-- 待办任务 --
1. 将原文自“Weak aggregating algorithm for”起一直到“with expert advice.”止的部分重新写出，并把其中的“perishable inventory”替换为“perishable stock”。
2. 从记录中摘录出所有包含字符串“category”的行。

-- 原文 --
Weak aggregating algorithm for the distribution-free perishable inventory problem
In this article, we propose a novel approach to the distributionfree, multi-period problem that utilizes recent advances in the theory of prediction and learning with expert advice.
Weak Aggregating Algorithm (WAA)
假设专家建议构成集合 $\Theta$,专家 $\theta \in \Theta$ 可以是一个数,或是回归的系数。
根据历史信息 $\pi(D_n, \gamma_n^\theta)$ 来决定 $p_n(\mathrm{d} \theta)$,也就是专家 $\theta$ 的比例,最后得到
$$ \gamma_n = \displaystyle\int_{\Theta} \gamma_{n}^\theta \, p_n(\mathrm{d} \theta) $$
作为集体建议和下一次的决策。最后,可以证明 $\gamma_n \to_{\mathbb{P}} y^\ast$ 。
Dynamic Pricing
Dynamic Pricing Under a General Parametric Choice Model
OR, 2012. Josef Broder, Paat Rusmevichientong.
$T$ 个顾客以离散的时间到达商店,人们的 willingness-to-pay $\{V_t: t \geqslant 1\}$ 是一个以 $\mathbf{z} \in \mathscr{Z} \subset \mathbb{R}^n$ 为参数的 i.i.d. 的分布,其累计分布函数 $d(p; \mathbf{z}) = P(V_t \geqslant p)$ 。
当顾客的 willingness-to-pay 不大于商品的价值时,顾客就会购买商品。
期望利润:$r(p; \mathbf{z}) = p d(p; \mathbf{z})$,可行的价格 $\mathscr{P} = [p_\min, p_\max] \subset \mathbb{R}_+$ .

-- 给定记录 --
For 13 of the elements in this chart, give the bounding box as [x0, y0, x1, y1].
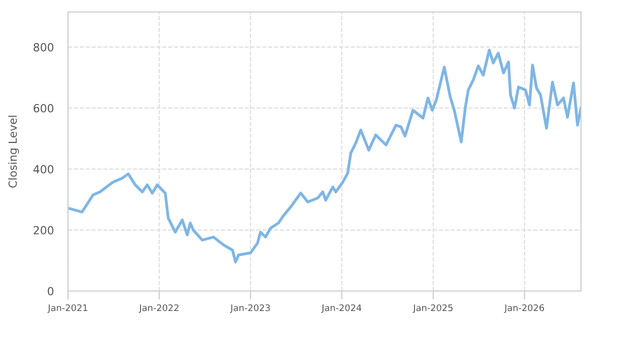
y-axis-title: Closing Level	[8, 116, 20, 188]
x-tick-label: Jan-2025	[412, 304, 453, 313]
x-tick-label: Jan-2024	[321, 304, 362, 313]
line-series	[68, 48, 581, 264]
y-tick-label: 600	[34, 104, 54, 112]
y-tick-label: 400	[33, 165, 54, 174]
y-tick-label: 0	[48, 286, 54, 296]
x-tick-label: Jan-2021	[47, 304, 88, 313]
y-tick-label: 800	[34, 43, 54, 52]
x-tick-label: Jan-2022	[138, 304, 178, 313]
x-tick-label: Jan-2026	[504, 304, 544, 313]
y-tick-label: 200	[34, 226, 54, 234]
x-tick-label: Jan-2023	[230, 304, 270, 313]
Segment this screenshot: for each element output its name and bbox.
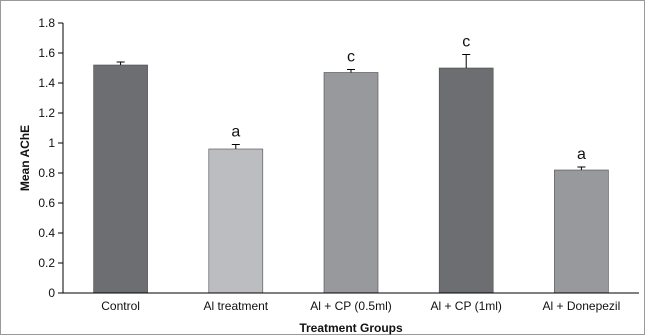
y-tick-label: 0.6 bbox=[38, 196, 55, 210]
bar-group bbox=[93, 54, 609, 294]
significance-label: a bbox=[231, 124, 240, 141]
y-tick-label: 0.2 bbox=[38, 256, 55, 270]
x-category-label: Al + Donepezil bbox=[543, 299, 621, 313]
y-tick-label: 0.4 bbox=[38, 226, 55, 240]
significance-label: c bbox=[462, 34, 470, 51]
x-category-label: Al + CP (1ml) bbox=[430, 299, 501, 313]
bar bbox=[93, 64, 148, 294]
significance-label: a bbox=[577, 146, 586, 163]
y-tick-label: 1.8 bbox=[38, 16, 55, 30]
bar bbox=[554, 169, 609, 294]
y-tick-label: 1.2 bbox=[38, 106, 55, 120]
x-category-label: Al treatment bbox=[203, 299, 268, 313]
x-axis-category-labels: Control Al treatment Al + CP (0.5ml) Al + C… bbox=[101, 299, 620, 313]
bar bbox=[208, 148, 264, 294]
significance-label: c bbox=[347, 49, 355, 66]
bar bbox=[438, 67, 494, 294]
bar bbox=[323, 72, 379, 294]
y-axis-title: Mean AChE bbox=[18, 125, 32, 191]
y-tick-label: 0.8 bbox=[38, 166, 55, 180]
x-category-label: Control bbox=[101, 299, 140, 313]
y-axis-ticks: 0 0.2 0.4 0.6 0.8 1 1.2 1.4 1.6 1.8 bbox=[38, 16, 63, 300]
x-category-label: Al + CP (0.5ml) bbox=[310, 299, 391, 313]
y-tick-label: 1.4 bbox=[38, 76, 55, 90]
x-axis-title: Treatment Groups bbox=[299, 321, 403, 335]
axes bbox=[62, 23, 639, 294]
y-tick-label: 1 bbox=[48, 136, 55, 150]
y-tick-label: 1.6 bbox=[38, 46, 55, 60]
y-tick-label: 0 bbox=[48, 286, 55, 300]
significance-labels: a c c a bbox=[231, 34, 586, 164]
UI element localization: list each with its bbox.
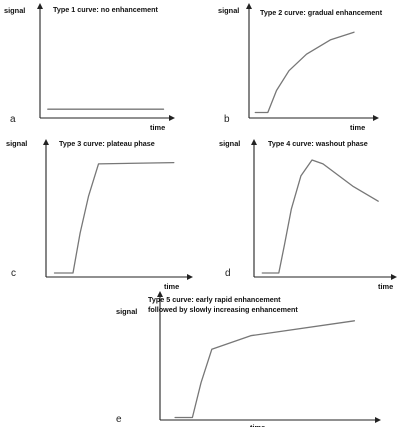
y-axis-label-e: signal bbox=[116, 307, 137, 316]
chart-title-d: Type 4 curve: washout phase bbox=[268, 139, 368, 148]
x-axis-label-b: time bbox=[350, 123, 365, 132]
y-axis-arrow-d bbox=[251, 139, 257, 145]
x-axis-arrow-c bbox=[187, 274, 193, 280]
x-axis-arrow-b bbox=[373, 115, 379, 121]
x-axis-label-a: time bbox=[150, 123, 165, 132]
series-line-e bbox=[174, 320, 356, 419]
panel-label-b: b bbox=[224, 114, 230, 125]
series-line-d bbox=[261, 159, 379, 274]
x-axis-arrow-a bbox=[169, 115, 175, 121]
y-axis-arrow-e bbox=[157, 291, 163, 297]
y-axis-label-b: signal bbox=[218, 6, 239, 15]
chart-subtitle-e: followed by slowly increasing enhancemen… bbox=[148, 305, 298, 314]
y-axis-label-d: signal bbox=[219, 139, 240, 148]
x-axis-arrow-d bbox=[391, 274, 397, 280]
x-axis-label-d: time bbox=[378, 282, 393, 291]
chart-title-b: Type 2 curve: gradual enhancement bbox=[260, 8, 383, 17]
chart-title-e: Type 5 curve: early rapid enhancement bbox=[148, 295, 281, 304]
x-axis-label-e: time bbox=[250, 423, 265, 427]
y-axis-arrow-b bbox=[246, 3, 252, 9]
panel-label-d: d bbox=[225, 268, 231, 279]
panel-label-c: c bbox=[11, 268, 16, 279]
chart-title-a: Type 1 curve: no enhancement bbox=[53, 5, 159, 14]
x-axis-label-c: time bbox=[164, 282, 179, 291]
y-axis-arrow-a bbox=[37, 3, 43, 9]
y-axis-label-a: signal bbox=[4, 6, 25, 15]
y-axis-arrow-c bbox=[43, 139, 49, 145]
series-line-b bbox=[254, 31, 355, 114]
series-line-c bbox=[53, 161, 175, 274]
panel-label-e: e bbox=[116, 414, 122, 425]
x-axis-arrow-e bbox=[375, 417, 381, 423]
chart-title-c: Type 3 curve: plateau phase bbox=[59, 139, 155, 148]
panel-label-a: a bbox=[10, 114, 16, 125]
y-axis-label-c: signal bbox=[6, 139, 27, 148]
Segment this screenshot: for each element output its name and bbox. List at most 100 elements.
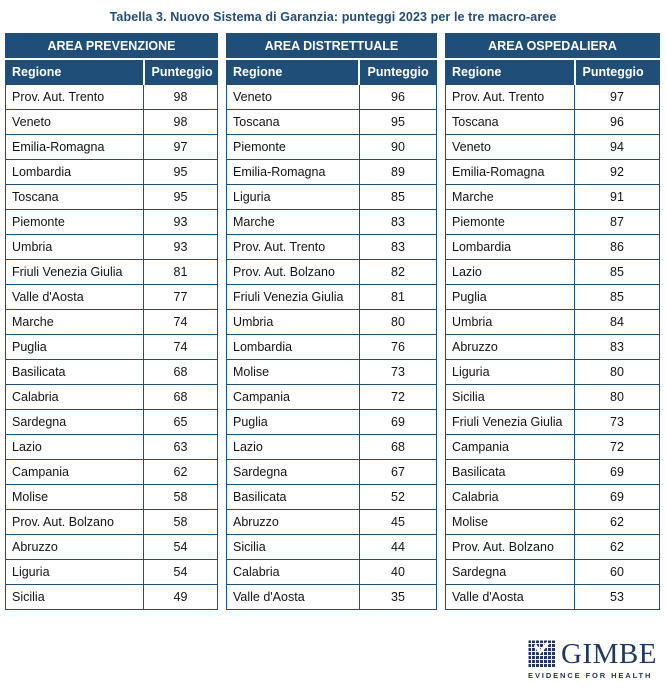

-- 参考答案 --
1.
Weak aggregating algorithm for the distribution-free perishable stock problem
In this article, we propose a novel approach to the distributionfree, multi-period problem that utilizes recent advances in the theory of prediction and learning with expert advice.

2.
x-category-label: Al + Donepezil bbox=[543, 299, 621, 313]
x-category-label: Al + CP (1ml) bbox=[430, 299, 501, 313]
x-category-label: Al treatment bbox=[203, 299, 268, 313]
x-axis-category-labels: Control Al treatment Al + CP (0.5ml) Al + C… bbox=[101, 299, 620, 313]
x-category-label: Control bbox=[101, 299, 140, 313]
x-category-label: Al + CP (0.5ml) bbox=[310, 299, 391, 313]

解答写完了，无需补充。